### Excerpted records
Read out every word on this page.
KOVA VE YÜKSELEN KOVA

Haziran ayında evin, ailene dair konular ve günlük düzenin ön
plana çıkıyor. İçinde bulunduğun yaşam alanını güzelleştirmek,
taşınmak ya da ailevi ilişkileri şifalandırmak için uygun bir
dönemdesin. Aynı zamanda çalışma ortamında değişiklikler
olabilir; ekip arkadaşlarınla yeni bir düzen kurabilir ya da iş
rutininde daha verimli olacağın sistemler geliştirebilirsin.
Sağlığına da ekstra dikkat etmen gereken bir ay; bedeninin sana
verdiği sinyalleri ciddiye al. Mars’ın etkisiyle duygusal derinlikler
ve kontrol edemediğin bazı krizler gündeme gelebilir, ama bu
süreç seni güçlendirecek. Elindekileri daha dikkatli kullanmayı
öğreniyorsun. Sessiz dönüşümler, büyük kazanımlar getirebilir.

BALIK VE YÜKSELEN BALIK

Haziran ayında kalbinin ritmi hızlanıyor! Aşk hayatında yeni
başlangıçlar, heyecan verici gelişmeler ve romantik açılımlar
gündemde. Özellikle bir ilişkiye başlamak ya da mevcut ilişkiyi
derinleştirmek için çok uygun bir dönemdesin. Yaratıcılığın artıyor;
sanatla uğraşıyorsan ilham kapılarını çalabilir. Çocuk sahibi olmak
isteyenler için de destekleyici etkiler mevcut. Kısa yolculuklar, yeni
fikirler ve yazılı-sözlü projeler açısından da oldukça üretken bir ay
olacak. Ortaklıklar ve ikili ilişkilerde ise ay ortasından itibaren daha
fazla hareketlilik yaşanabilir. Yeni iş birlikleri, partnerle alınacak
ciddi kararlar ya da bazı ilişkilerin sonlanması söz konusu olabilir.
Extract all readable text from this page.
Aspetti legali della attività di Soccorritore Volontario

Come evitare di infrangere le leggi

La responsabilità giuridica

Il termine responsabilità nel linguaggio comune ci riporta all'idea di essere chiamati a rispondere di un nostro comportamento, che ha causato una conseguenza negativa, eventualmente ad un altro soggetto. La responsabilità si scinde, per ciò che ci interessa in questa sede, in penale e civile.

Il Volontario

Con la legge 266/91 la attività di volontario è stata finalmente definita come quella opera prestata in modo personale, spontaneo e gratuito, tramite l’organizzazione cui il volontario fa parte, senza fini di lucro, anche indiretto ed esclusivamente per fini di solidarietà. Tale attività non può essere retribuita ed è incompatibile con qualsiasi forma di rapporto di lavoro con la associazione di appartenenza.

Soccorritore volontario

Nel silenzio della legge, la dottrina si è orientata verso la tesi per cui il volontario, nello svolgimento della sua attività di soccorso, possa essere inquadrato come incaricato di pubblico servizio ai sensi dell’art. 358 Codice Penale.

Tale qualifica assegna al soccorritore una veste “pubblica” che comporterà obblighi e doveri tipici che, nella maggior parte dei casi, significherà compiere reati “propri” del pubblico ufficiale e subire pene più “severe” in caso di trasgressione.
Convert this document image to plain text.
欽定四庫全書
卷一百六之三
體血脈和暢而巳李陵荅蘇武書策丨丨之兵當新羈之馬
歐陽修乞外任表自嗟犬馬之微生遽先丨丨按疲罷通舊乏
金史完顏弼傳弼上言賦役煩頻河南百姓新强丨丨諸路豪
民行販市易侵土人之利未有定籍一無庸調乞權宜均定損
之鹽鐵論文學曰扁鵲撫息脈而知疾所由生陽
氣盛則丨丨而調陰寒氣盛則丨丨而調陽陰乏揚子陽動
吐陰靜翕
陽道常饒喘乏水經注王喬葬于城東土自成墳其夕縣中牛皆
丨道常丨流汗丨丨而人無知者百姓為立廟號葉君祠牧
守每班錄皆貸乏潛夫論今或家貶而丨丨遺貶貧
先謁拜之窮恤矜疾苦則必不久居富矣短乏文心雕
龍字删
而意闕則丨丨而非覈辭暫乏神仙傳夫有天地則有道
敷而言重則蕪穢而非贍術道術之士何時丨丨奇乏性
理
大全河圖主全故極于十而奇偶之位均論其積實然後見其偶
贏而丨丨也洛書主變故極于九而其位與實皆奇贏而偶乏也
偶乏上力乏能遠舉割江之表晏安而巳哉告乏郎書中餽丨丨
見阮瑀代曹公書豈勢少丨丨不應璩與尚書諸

### Work to do
Across all the entries, count the lines that contain the word "Haziran" and give the number by itself.

### Output for this exercise
2